TASK TO CARRY OUT |
Across the entries that follow, work out the number of lines containing the string "colors", and state it alone.
———
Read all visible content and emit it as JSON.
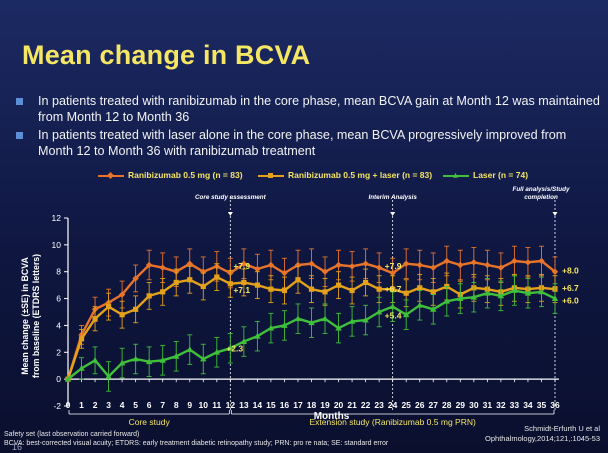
{
  "slide": {
    "title": "Mean change in BCVA",
    "bullets": [
      "In patients treated with ranibizumab in the core phase, mean BCVA gain at Month 12 was maintained from Month 12 to Month 36",
      "In patients treated with laser alone in the core phase, mean BCVA progressively improved from Month 12 to Month 36 with ranibizumab treatment"
    ],
    "footnotes": [
      "Safety set (last observation carried forward)",
      "BCVA: best-corrected visual acuity; ETDRS: early treatment diabetic retinopathy study; PRN: pro re nata; SE: standard error"
    ],
    "citation": [
      "Schmidt-Erfurth U et al",
      "Ophthalmology,2014;121,:1045-53"
    ],
    "page_number": "16",
    "colors": {
      "title": "#f5e663",
      "bullet": "#5b8fd6",
      "annotation": "#f5e663"
    }
  },
  "chart_data": {
    "type": "line",
    "title": "",
    "xlabel": "Months",
    "ylabel": "Mean change (±SE) in BCVA from baseline (ETDRS letters)",
    "ylim": [
      -2,
      12
    ],
    "yticks": [
      -2,
      0,
      2,
      4,
      6,
      8,
      10,
      12
    ],
    "x": [
      0,
      1,
      2,
      3,
      4,
      5,
      6,
      7,
      8,
      9,
      10,
      11,
      12,
      13,
      14,
      15,
      16,
      17,
      18,
      19,
      20,
      21,
      22,
      23,
      24,
      25,
      26,
      27,
      28,
      29,
      30,
      31,
      32,
      33,
      34,
      35,
      36
    ],
    "series": [
      {
        "name": "Ranibizumab 0.5 mg (n = 83)",
        "color": "#e8742a",
        "marker": "diamond",
        "values": [
          0,
          3.3,
          5.2,
          5.7,
          6.3,
          7.5,
          8.5,
          8.3,
          8.0,
          8.6,
          8.0,
          8.4,
          7.9,
          8.6,
          8.2,
          8.5,
          7.9,
          8.5,
          8.6,
          8.0,
          8.5,
          8.4,
          8.6,
          8.3,
          7.9,
          8.6,
          8.5,
          8.3,
          8.8,
          8.5,
          8.7,
          8.5,
          8.3,
          8.8,
          8.7,
          8.8,
          8.0
        ],
        "se": [
          0,
          0.7,
          0.9,
          1.0,
          1.0,
          1.0,
          1.1,
          1.1,
          1.1,
          1.1,
          1.1,
          1.1,
          1.1,
          1.1,
          1.1,
          1.1,
          1.1,
          1.1,
          1.1,
          1.1,
          1.1,
          1.1,
          1.1,
          1.1,
          1.1,
          1.1,
          1.1,
          1.1,
          1.1,
          1.1,
          1.1,
          1.1,
          1.1,
          1.1,
          1.1,
          1.1,
          1.1
        ]
      },
      {
        "name": "Ranibizumab 0.5 mg + laser (n = 83)",
        "color": "#e3a11c",
        "marker": "square",
        "values": [
          0,
          3.0,
          4.5,
          5.4,
          4.8,
          5.2,
          6.2,
          6.5,
          7.2,
          7.4,
          6.9,
          7.6,
          7.1,
          7.2,
          7.0,
          6.7,
          6.6,
          7.4,
          6.7,
          6.5,
          7.0,
          6.6,
          7.2,
          6.7,
          6.7,
          6.4,
          6.8,
          6.5,
          6.9,
          6.3,
          6.8,
          6.7,
          6.5,
          6.8,
          6.7,
          6.8,
          6.7
        ],
        "se": [
          0,
          0.7,
          0.9,
          1.0,
          1.0,
          1.0,
          1.0,
          1.0,
          1.0,
          1.0,
          1.0,
          1.0,
          1.0,
          1.0,
          1.0,
          1.0,
          1.0,
          1.0,
          1.0,
          1.0,
          1.0,
          1.0,
          1.0,
          1.0,
          1.0,
          1.0,
          1.0,
          1.0,
          1.0,
          1.0,
          1.0,
          1.0,
          1.0,
          1.0,
          1.0,
          1.0,
          1.0
        ]
      },
      {
        "name": "Laser (n = 74)",
        "color": "#3fbf3a",
        "marker": "triangle",
        "values": [
          0,
          0.8,
          1.4,
          0.2,
          1.2,
          1.5,
          1.3,
          1.4,
          1.7,
          2.2,
          1.5,
          2.0,
          2.3,
          2.8,
          3.2,
          3.8,
          4.0,
          4.5,
          4.2,
          4.5,
          3.8,
          4.3,
          4.4,
          5.0,
          5.4,
          4.8,
          5.5,
          5.2,
          5.8,
          6.0,
          6.1,
          6.4,
          6.2,
          6.6,
          6.4,
          6.5,
          6.0
        ],
        "se": [
          0,
          0.8,
          1.0,
          1.1,
          1.1,
          1.1,
          1.1,
          1.1,
          1.1,
          1.1,
          1.1,
          1.1,
          1.1,
          1.1,
          1.1,
          1.1,
          1.1,
          1.1,
          1.1,
          1.1,
          1.1,
          1.1,
          1.1,
          1.1,
          1.1,
          1.1,
          1.1,
          1.1,
          1.1,
          1.1,
          1.1,
          1.1,
          1.1,
          1.1,
          1.1,
          1.1,
          1.1
        ]
      }
    ],
    "annotations": [
      {
        "label": "+7.9",
        "x": 12,
        "y": 7.9
      },
      {
        "label": "+7.1",
        "x": 12,
        "y": 7.1
      },
      {
        "label": "+2.3",
        "x": 12,
        "y": 2.3
      },
      {
        "label": "+7.9",
        "x": 24,
        "y": 7.9
      },
      {
        "label": "+6.7",
        "x": 24,
        "y": 6.7
      },
      {
        "label": "+5.4",
        "x": 24,
        "y": 5.4
      },
      {
        "label": "+8.0",
        "x": 36,
        "y": 8.0
      },
      {
        "label": "+6.7",
        "x": 36,
        "y": 6.7
      },
      {
        "label": "+6.0",
        "x": 36,
        "y": 6.0
      }
    ],
    "milestones": [
      {
        "label": "Core study assessment",
        "x": 12
      },
      {
        "label": "Interim Analysis",
        "x": 24
      },
      {
        "label": "Full analysis/Study completion",
        "x": 36
      }
    ],
    "phases": [
      {
        "label": "Core study",
        "from": 0,
        "to": 12
      },
      {
        "label": "Extension study (Ranibizumab 0.5 mg PRN)",
        "from": 12,
        "to": 36
      }
    ]
  }
}
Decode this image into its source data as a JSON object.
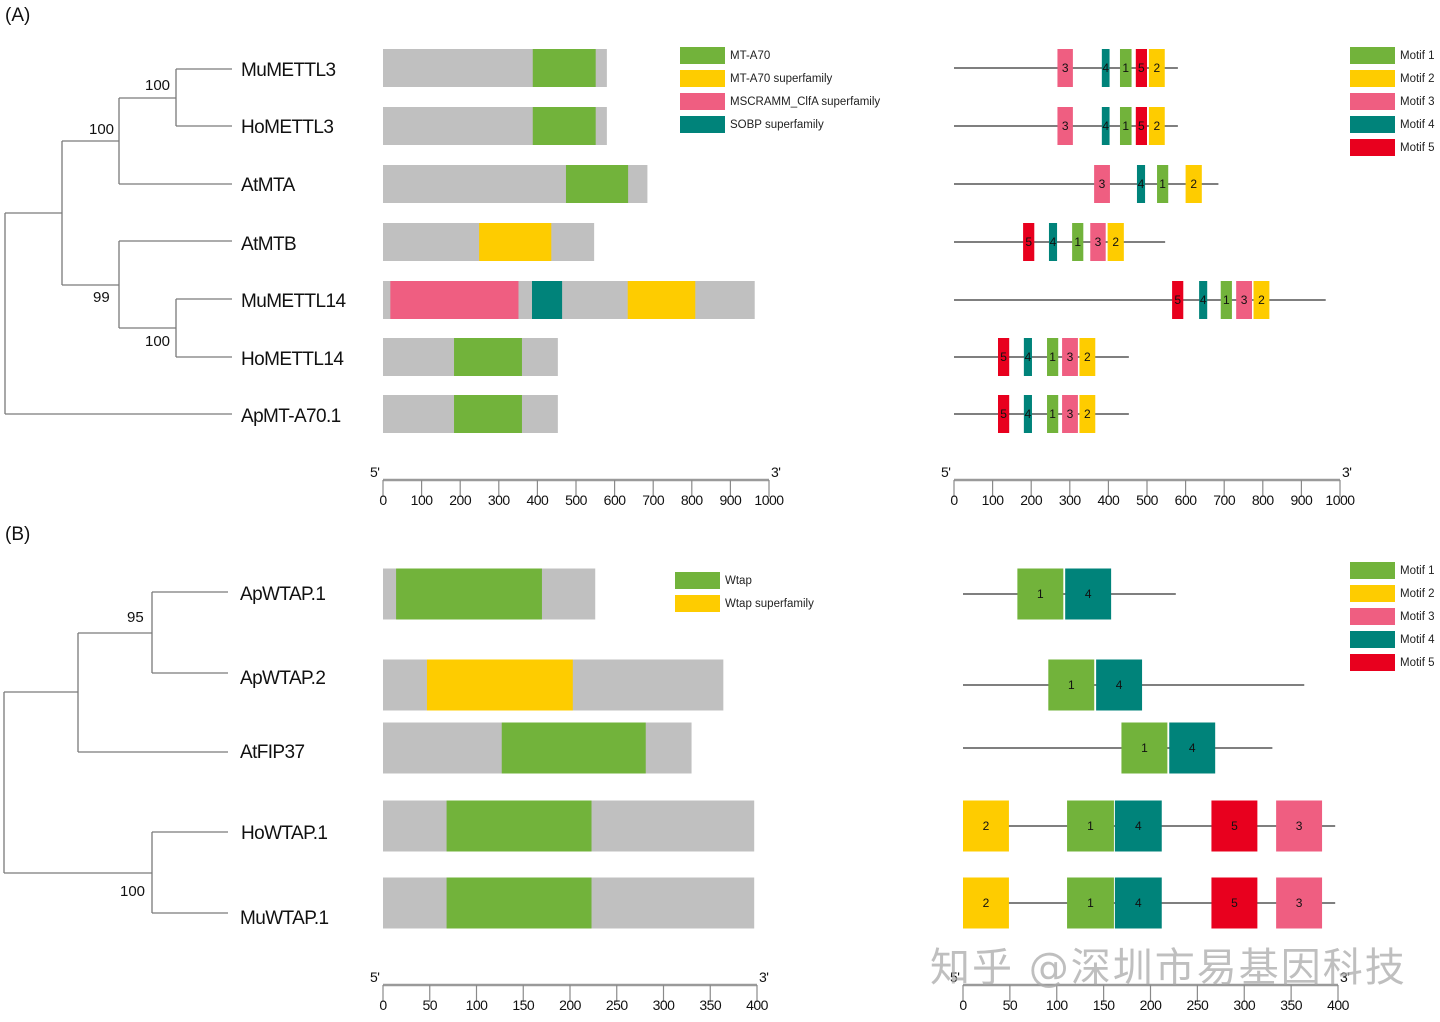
{
  "colors": {
    "green": "#72b33b",
    "yellow": "#fecc00",
    "pink": "#ef5e81",
    "teal": "#00837a",
    "red": "#e8001e",
    "gray_bar": "#c0c0c0",
    "tree": "#7a7a7a"
  },
  "panelA": {
    "label": "(A)",
    "taxa": [
      "MuMETTL3",
      "HoMETTL3",
      "AtMTA",
      "AtMTB",
      "MuMETTL14",
      "HoMETTL14",
      "ApMT-A70.1"
    ],
    "bootstrap": [
      {
        "node": "MuMETTL3+HoMETTL3",
        "value": "100"
      },
      {
        "node": "METTL3+AtMTA",
        "value": "100"
      },
      {
        "node": "AtMTB+METTL14",
        "value": "99"
      },
      {
        "node": "MuMETTL14+HoMETTL14",
        "value": "100"
      }
    ],
    "domain_legend": [
      {
        "label": "MT-A70",
        "color": "green"
      },
      {
        "label": "MT-A70 superfamily",
        "color": "yellow"
      },
      {
        "label": "MSCRAMM_ClfA superfamily",
        "color": "pink"
      },
      {
        "label": "SOBP superfamily",
        "color": "teal"
      }
    ],
    "motif_legend": [
      {
        "label": "Motif 1",
        "color": "green"
      },
      {
        "label": "Motif 2",
        "color": "yellow"
      },
      {
        "label": "Motif 3",
        "color": "pink"
      },
      {
        "label": "Motif 4",
        "color": "teal"
      },
      {
        "label": "Motif 5",
        "color": "red"
      }
    ],
    "domain_axis": {
      "start_label": "5'",
      "end_label": "3'",
      "ticks": [
        "0",
        "100",
        "200",
        "300",
        "400",
        "500",
        "600",
        "700",
        "800",
        "900",
        "1000"
      ],
      "max": 1000
    },
    "motif_axis": {
      "start_label": "5'",
      "end_label": "3'",
      "ticks": [
        "0",
        "100",
        "200",
        "300",
        "400",
        "500",
        "600",
        "700",
        "800",
        "900",
        "1000"
      ],
      "max": 1000
    },
    "proteins": [
      {
        "name": "MuMETTL3",
        "length": 580,
        "domains": [
          {
            "type": "green",
            "start": 388,
            "end": 551
          }
        ],
        "motifs": [
          {
            "id": "3",
            "start": 268,
            "end": 308
          },
          {
            "id": "4",
            "start": 383,
            "end": 403
          },
          {
            "id": "1",
            "start": 430,
            "end": 460
          },
          {
            "id": "5",
            "start": 471,
            "end": 500
          },
          {
            "id": "2",
            "start": 505,
            "end": 546
          }
        ]
      },
      {
        "name": "HoMETTL3",
        "length": 580,
        "domains": [
          {
            "type": "green",
            "start": 388,
            "end": 551
          }
        ],
        "motifs": [
          {
            "id": "3",
            "start": 268,
            "end": 308
          },
          {
            "id": "4",
            "start": 383,
            "end": 403
          },
          {
            "id": "1",
            "start": 430,
            "end": 460
          },
          {
            "id": "5",
            "start": 471,
            "end": 500
          },
          {
            "id": "2",
            "start": 505,
            "end": 546
          }
        ]
      },
      {
        "name": "AtMTA",
        "length": 685,
        "domains": [
          {
            "type": "green",
            "start": 474,
            "end": 635
          }
        ],
        "motifs": [
          {
            "id": "3",
            "start": 363,
            "end": 404
          },
          {
            "id": "4",
            "start": 474,
            "end": 495
          },
          {
            "id": "1",
            "start": 526,
            "end": 555
          },
          {
            "id": "2",
            "start": 600,
            "end": 642
          }
        ]
      },
      {
        "name": "AtMTB",
        "length": 547,
        "domains": [
          {
            "type": "yellow",
            "start": 249,
            "end": 436
          }
        ],
        "motifs": [
          {
            "id": "5",
            "start": 179,
            "end": 208
          },
          {
            "id": "4",
            "start": 246,
            "end": 267
          },
          {
            "id": "1",
            "start": 306,
            "end": 335
          },
          {
            "id": "3",
            "start": 353,
            "end": 393
          },
          {
            "id": "2",
            "start": 398,
            "end": 440
          }
        ]
      },
      {
        "name": "MuMETTL14",
        "length": 963,
        "domains": [
          {
            "type": "pink",
            "start": 19,
            "end": 351
          },
          {
            "type": "teal",
            "start": 386,
            "end": 464
          },
          {
            "type": "yellow",
            "start": 634,
            "end": 809
          }
        ],
        "motifs": [
          {
            "id": "5",
            "start": 565,
            "end": 594
          },
          {
            "id": "4",
            "start": 635,
            "end": 656
          },
          {
            "id": "1",
            "start": 691,
            "end": 720
          },
          {
            "id": "3",
            "start": 731,
            "end": 772
          },
          {
            "id": "2",
            "start": 776,
            "end": 817
          }
        ]
      },
      {
        "name": "HoMETTL14",
        "length": 453,
        "domains": [
          {
            "type": "green",
            "start": 184,
            "end": 360
          }
        ],
        "motifs": [
          {
            "id": "5",
            "start": 114,
            "end": 143
          },
          {
            "id": "4",
            "start": 181,
            "end": 202
          },
          {
            "id": "1",
            "start": 241,
            "end": 270
          },
          {
            "id": "3",
            "start": 280,
            "end": 321
          },
          {
            "id": "2",
            "start": 325,
            "end": 366
          }
        ]
      },
      {
        "name": "ApMT-A70.1",
        "length": 453,
        "domains": [
          {
            "type": "green",
            "start": 184,
            "end": 360
          }
        ],
        "motifs": [
          {
            "id": "5",
            "start": 114,
            "end": 143
          },
          {
            "id": "4",
            "start": 181,
            "end": 202
          },
          {
            "id": "1",
            "start": 241,
            "end": 270
          },
          {
            "id": "3",
            "start": 280,
            "end": 321
          },
          {
            "id": "2",
            "start": 325,
            "end": 366
          }
        ]
      }
    ]
  },
  "panelB": {
    "label": "(B)",
    "taxa": [
      "ApWTAP.1",
      "ApWTAP.2",
      "AtFIP37",
      "HoWTAP.1",
      "MuWTAP.1"
    ],
    "bootstrap": [
      {
        "node": "ApWTAP.1+ApWTAP.2",
        "value": "95"
      },
      {
        "node": "HoWTAP.1+MuWTAP.1",
        "value": "100"
      }
    ],
    "domain_legend": [
      {
        "label": "Wtap",
        "color": "green"
      },
      {
        "label": "Wtap superfamily",
        "color": "yellow"
      }
    ],
    "motif_legend": [
      {
        "label": "Motif 1",
        "color": "green"
      },
      {
        "label": "Motif 2",
        "color": "yellow"
      },
      {
        "label": "Motif 3",
        "color": "pink"
      },
      {
        "label": "Motif 4",
        "color": "teal"
      },
      {
        "label": "Motif 5",
        "color": "red"
      }
    ],
    "domain_axis": {
      "start_label": "5'",
      "end_label": "3'",
      "ticks": [
        "0",
        "50",
        "100",
        "150",
        "200",
        "250",
        "300",
        "350",
        "400"
      ],
      "max": 400
    },
    "motif_axis": {
      "start_label": "5'",
      "end_label": "3'",
      "ticks": [
        "0",
        "50",
        "100",
        "150",
        "200",
        "250",
        "300",
        "350",
        "400"
      ],
      "max": 400
    },
    "proteins": [
      {
        "name": "ApWTAP.1",
        "length": 227,
        "domains": [
          {
            "type": "green",
            "start": 14,
            "end": 170
          }
        ],
        "motifs": [
          {
            "id": "1",
            "start": 58,
            "end": 107
          },
          {
            "id": "4",
            "start": 109,
            "end": 158
          }
        ]
      },
      {
        "name": "ApWTAP.2",
        "length": 364,
        "domains": [
          {
            "type": "yellow",
            "start": 47,
            "end": 203
          }
        ],
        "motifs": [
          {
            "id": "1",
            "start": 91,
            "end": 140
          },
          {
            "id": "4",
            "start": 142,
            "end": 191
          }
        ]
      },
      {
        "name": "AtFIP37",
        "length": 330,
        "domains": [
          {
            "type": "green",
            "start": 127,
            "end": 281
          }
        ],
        "motifs": [
          {
            "id": "1",
            "start": 169,
            "end": 218
          },
          {
            "id": "4",
            "start": 220,
            "end": 269
          }
        ]
      },
      {
        "name": "HoWTAP.1",
        "length": 397,
        "domains": [
          {
            "type": "green",
            "start": 68,
            "end": 223
          }
        ],
        "motifs": [
          {
            "id": "2",
            "start": 0,
            "end": 49
          },
          {
            "id": "1",
            "start": 111,
            "end": 161
          },
          {
            "id": "4",
            "start": 162,
            "end": 212
          },
          {
            "id": "5",
            "start": 265,
            "end": 314
          },
          {
            "id": "3",
            "start": 334,
            "end": 383
          }
        ]
      },
      {
        "name": "MuWTAP.1",
        "length": 397,
        "domains": [
          {
            "type": "green",
            "start": 68,
            "end": 223
          }
        ],
        "motifs": [
          {
            "id": "2",
            "start": 0,
            "end": 49
          },
          {
            "id": "1",
            "start": 111,
            "end": 161
          },
          {
            "id": "4",
            "start": 162,
            "end": 212
          },
          {
            "id": "5",
            "start": 265,
            "end": 314
          },
          {
            "id": "3",
            "start": 334,
            "end": 383
          }
        ]
      }
    ]
  },
  "watermark": "知乎 @深圳市易基因科技"
}
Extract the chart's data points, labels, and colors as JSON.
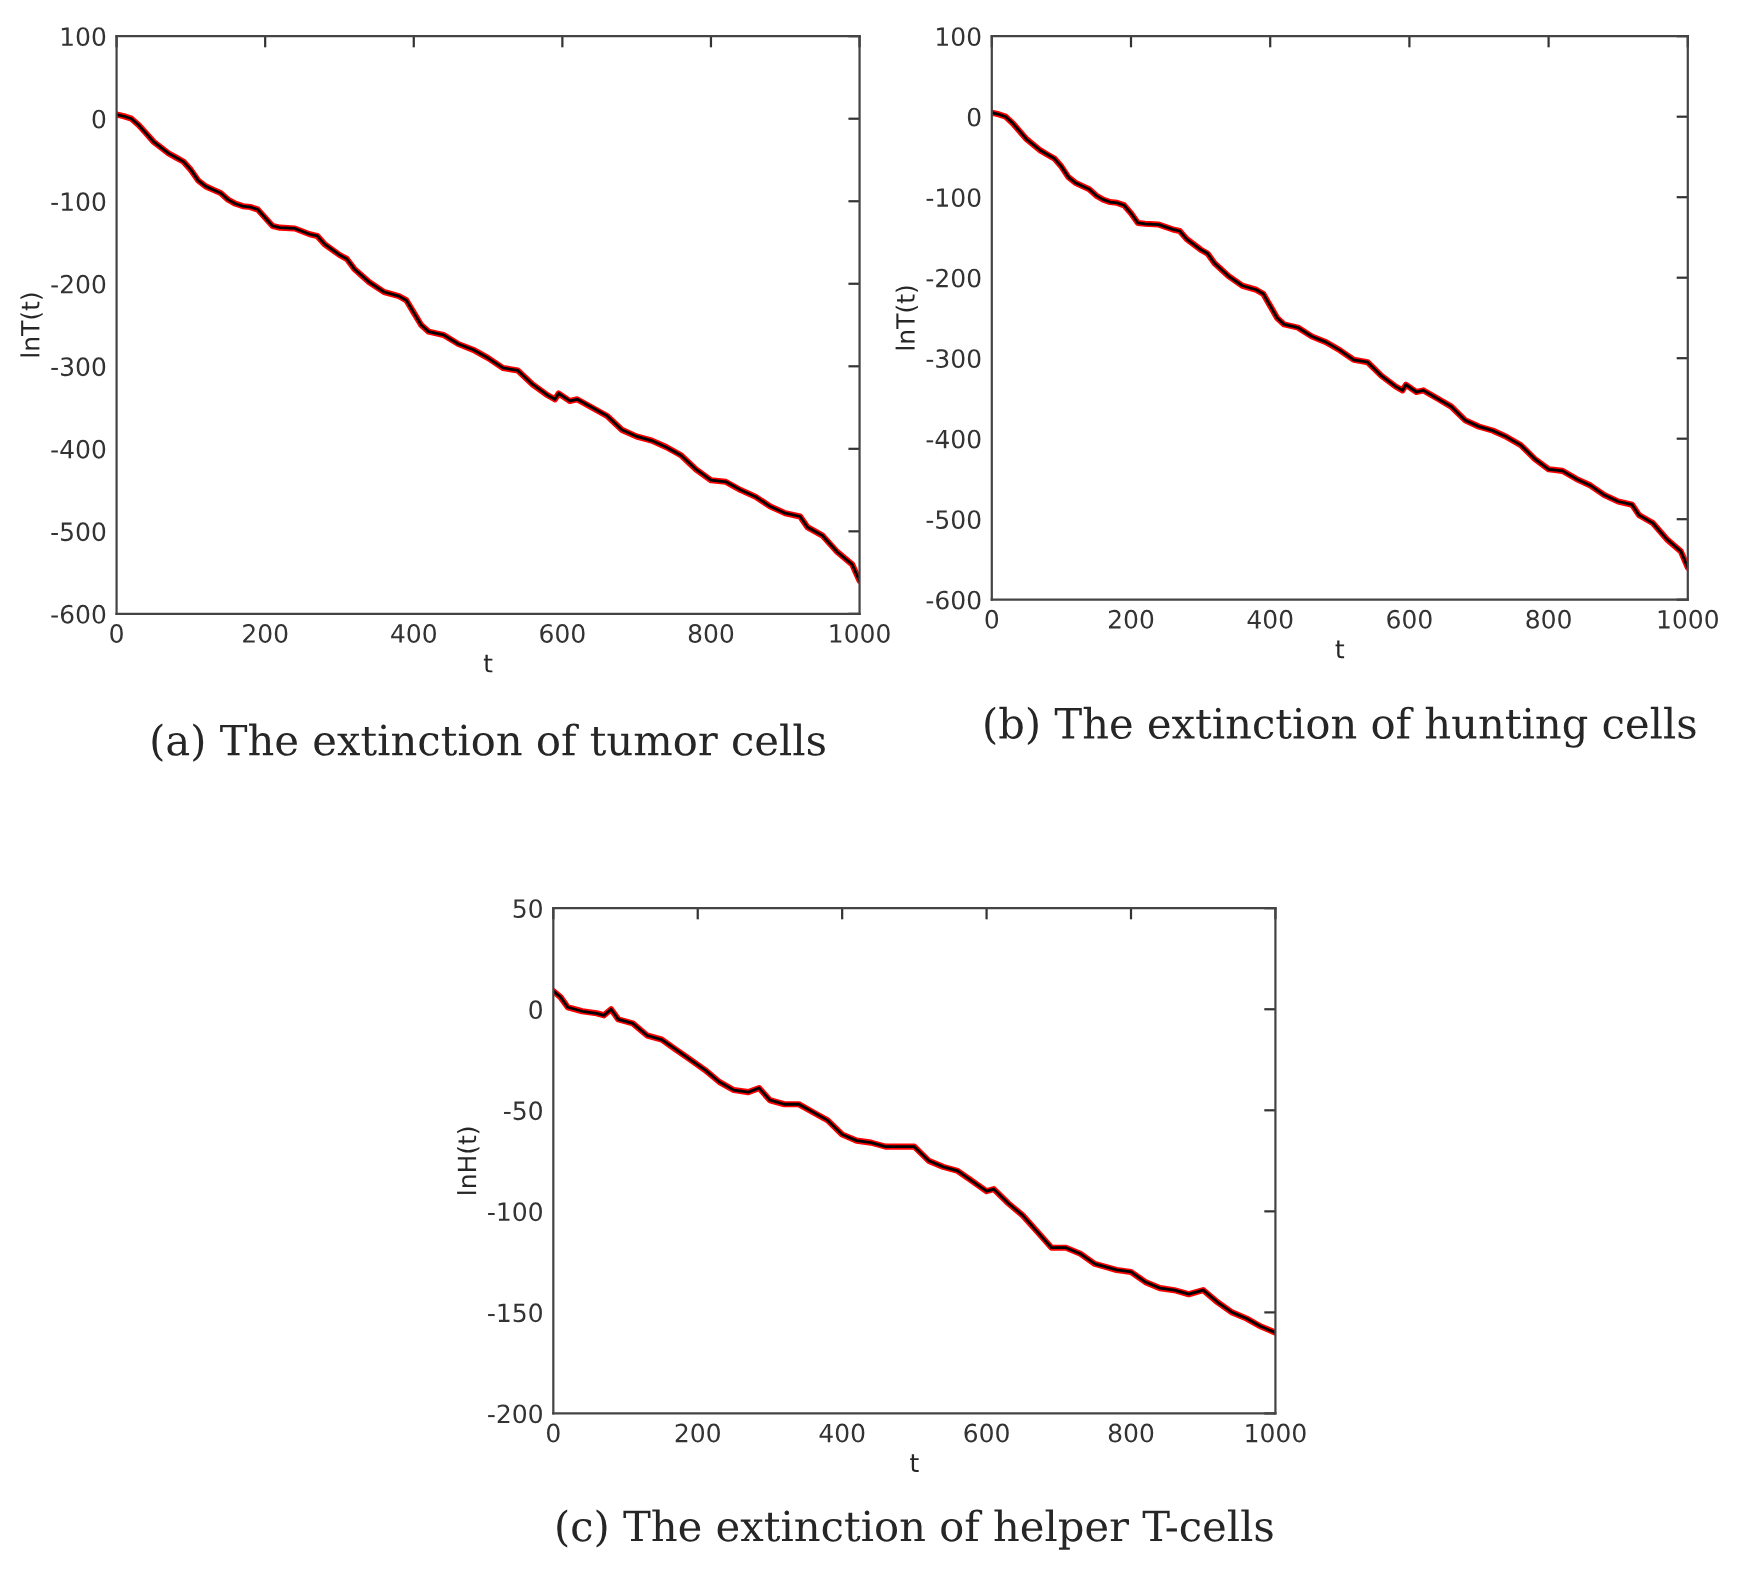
———
THE ANSWER |
3